**Texte fourni**
Le jeudi 16 mars 2022, les Ateliers républicains d’ELNET ont reçu, dans le cadre du cycle de séances dévolues aux défaillances du régime politique démocratique, Jacobo Machover, maître de conférences en littérature et civilisation hispano-américaine. Écrivain d’origine juive et cubaine, chroniqueur, correspondant de presse, et auteur de nombreux ouvrages en défense des populations cubaines, contre le régime cubain actuel. Dont : Cuba, totalitarisme tropical, La face cachée du Che, Anatomie d’un désastre, baie des cochons Cuba 1961, Cuba : une utopie cauchemardesque : derrière le mythe, un demi-siècle de tyrannie castriste.

**Consignes**
1. Répondez à ces questions sur le texte consacré à la séance avec Jacobo Machover :
(a) À quelle date les Ateliers républicains d'ELNET l'ont-ils reçu ?
(b) Quel poste universitaire occupe-t-il ?
(c) À quel sujet le cycle de séances était-il consacré ?
2. Rédigez la suite du texte consacré à la séance avec Jacobo Machover.
Les lignes placées après ce texte forment un ensemble distinct et sans lien avec lui.

**Documents fournis**

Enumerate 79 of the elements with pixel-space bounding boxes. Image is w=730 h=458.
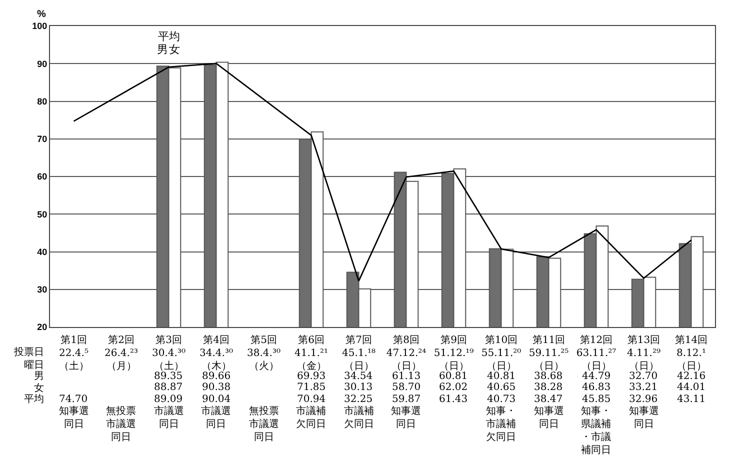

**Réponses par tâche**
1.
(a) Le jeudi 16 mars 2022.
(b) Il est maître de conférences en littérature et civilisation hispano-américaine.
(c) Aux défaillances du régime politique démocratique.

2.
La rencontre avait pour objet de revenir sur une illusion fortement ancrée. Et encrée par de trop nombreux « intellectuels » européens et sud-américains. Celle d’un régime castriste qui aurait établi une échappée émancipatrice dans le système référentiel du socialisme d’État soviétique, tout en étant – face à une puissance dominante, celle des USA – un supposé « premier territoire libre de l’Amérique » autoproclamé, mais dans les faits vite devenu un satellite de l’Union soviétique.

Ces laudateurs, progressistes à peu de coût pour eux, mais au prix de beaucoup de souffrance pour les populations sous le joug, entretiennent des complaisances à répétition  pour des régimes oppressifs corrompus, anti-démocratiques, alliés sur le prétexte d’un anti-impérialisme anti-américain et complices sur l’axe de leur similarité mentale, au-delà des différences narratives dont ils s’habillent : socialistes, religieuses théocratiques, techno-capitalistes, militaristes, ou tout simplement « mafieuses ».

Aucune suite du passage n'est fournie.